> Listed entries:
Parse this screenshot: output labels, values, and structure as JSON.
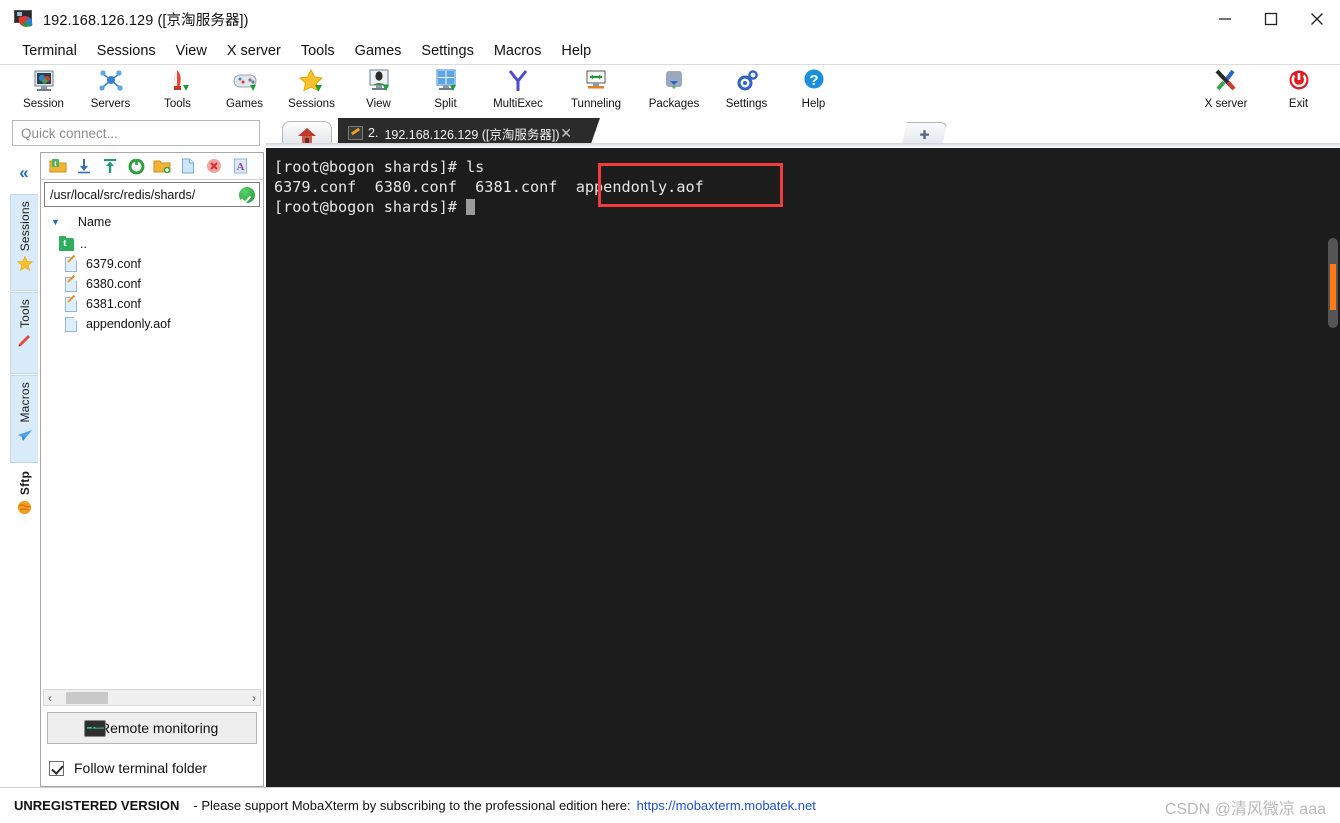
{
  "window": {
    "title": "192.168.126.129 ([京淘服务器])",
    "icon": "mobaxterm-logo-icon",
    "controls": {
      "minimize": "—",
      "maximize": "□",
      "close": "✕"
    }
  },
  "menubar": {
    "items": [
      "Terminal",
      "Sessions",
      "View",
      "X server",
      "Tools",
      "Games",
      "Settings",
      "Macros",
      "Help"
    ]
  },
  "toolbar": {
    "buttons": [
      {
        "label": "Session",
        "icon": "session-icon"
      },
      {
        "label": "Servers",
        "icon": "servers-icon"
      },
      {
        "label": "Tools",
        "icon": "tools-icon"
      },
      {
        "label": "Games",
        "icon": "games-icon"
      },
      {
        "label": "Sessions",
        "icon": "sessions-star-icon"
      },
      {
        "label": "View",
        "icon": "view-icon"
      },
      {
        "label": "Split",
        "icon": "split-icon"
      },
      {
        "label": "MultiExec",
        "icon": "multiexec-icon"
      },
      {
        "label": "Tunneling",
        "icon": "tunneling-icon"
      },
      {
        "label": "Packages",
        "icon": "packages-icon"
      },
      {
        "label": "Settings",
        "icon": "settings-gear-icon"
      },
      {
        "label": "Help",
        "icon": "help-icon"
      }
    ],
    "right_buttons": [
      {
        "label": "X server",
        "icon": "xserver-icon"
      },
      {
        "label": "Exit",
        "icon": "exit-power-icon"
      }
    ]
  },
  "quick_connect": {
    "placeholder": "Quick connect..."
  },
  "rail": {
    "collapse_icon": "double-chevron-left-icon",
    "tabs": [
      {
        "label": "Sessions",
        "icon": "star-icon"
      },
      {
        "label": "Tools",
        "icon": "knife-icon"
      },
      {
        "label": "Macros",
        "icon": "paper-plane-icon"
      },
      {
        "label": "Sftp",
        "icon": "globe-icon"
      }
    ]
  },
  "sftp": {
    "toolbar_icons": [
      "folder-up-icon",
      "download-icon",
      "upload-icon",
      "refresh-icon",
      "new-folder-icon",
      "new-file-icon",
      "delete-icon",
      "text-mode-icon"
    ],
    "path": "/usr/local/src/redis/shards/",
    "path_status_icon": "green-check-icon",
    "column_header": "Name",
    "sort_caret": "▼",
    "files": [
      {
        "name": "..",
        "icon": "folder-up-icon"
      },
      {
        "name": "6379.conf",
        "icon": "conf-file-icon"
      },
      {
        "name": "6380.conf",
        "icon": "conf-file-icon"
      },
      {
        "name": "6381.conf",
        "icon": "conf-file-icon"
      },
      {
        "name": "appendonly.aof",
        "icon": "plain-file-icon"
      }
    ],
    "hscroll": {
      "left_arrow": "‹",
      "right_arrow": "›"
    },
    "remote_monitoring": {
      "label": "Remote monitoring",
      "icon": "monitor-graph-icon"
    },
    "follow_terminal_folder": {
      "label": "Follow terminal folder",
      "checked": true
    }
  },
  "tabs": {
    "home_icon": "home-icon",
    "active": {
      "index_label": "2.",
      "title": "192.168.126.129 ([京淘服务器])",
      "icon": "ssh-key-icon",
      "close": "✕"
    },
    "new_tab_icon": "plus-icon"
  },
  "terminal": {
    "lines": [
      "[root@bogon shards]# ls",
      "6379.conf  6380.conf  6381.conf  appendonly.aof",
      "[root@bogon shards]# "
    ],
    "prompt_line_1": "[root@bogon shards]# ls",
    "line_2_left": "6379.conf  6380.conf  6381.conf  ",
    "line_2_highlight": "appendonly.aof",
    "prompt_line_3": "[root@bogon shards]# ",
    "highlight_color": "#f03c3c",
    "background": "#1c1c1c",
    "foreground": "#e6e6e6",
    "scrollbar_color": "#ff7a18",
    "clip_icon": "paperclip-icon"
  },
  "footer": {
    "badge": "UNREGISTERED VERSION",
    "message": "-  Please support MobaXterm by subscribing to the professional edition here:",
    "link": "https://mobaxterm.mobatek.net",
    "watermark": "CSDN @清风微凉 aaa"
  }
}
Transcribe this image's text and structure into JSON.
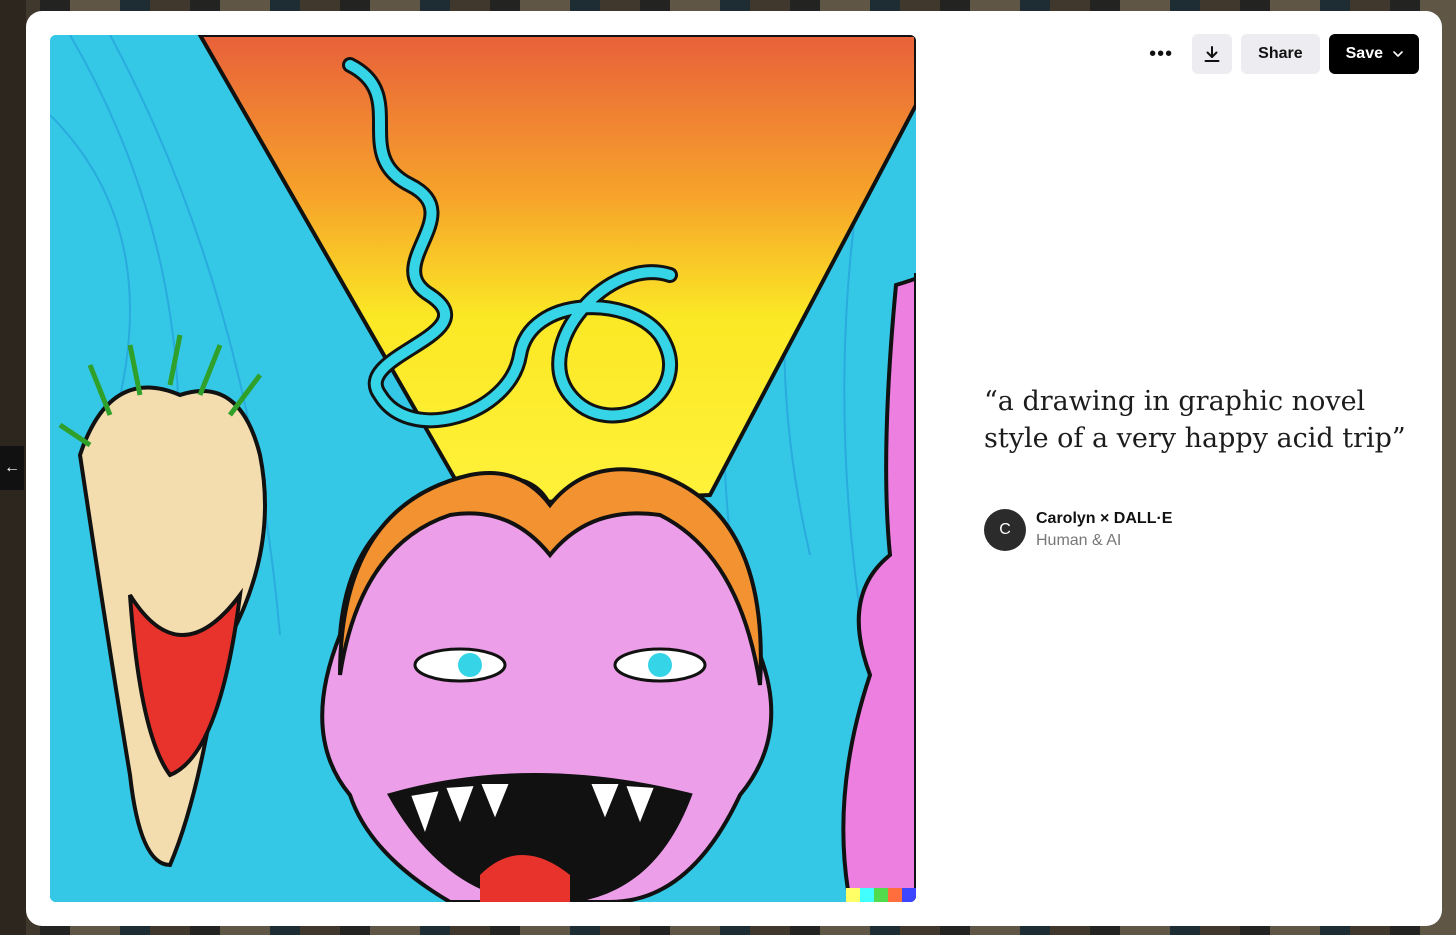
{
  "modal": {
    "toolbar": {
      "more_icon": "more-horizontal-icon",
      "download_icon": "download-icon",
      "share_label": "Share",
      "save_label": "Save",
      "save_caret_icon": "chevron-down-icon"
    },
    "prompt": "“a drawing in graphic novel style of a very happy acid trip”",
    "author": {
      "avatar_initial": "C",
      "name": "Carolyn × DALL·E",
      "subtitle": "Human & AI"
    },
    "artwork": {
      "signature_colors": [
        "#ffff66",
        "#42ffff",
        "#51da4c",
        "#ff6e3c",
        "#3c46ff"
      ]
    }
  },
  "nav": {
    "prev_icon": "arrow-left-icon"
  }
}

> Task prompt:
Using the records above, copy each line that contains "text".

> Expected output:
      "text-mode-icon"
Transcribe this image's text and structure into JSON.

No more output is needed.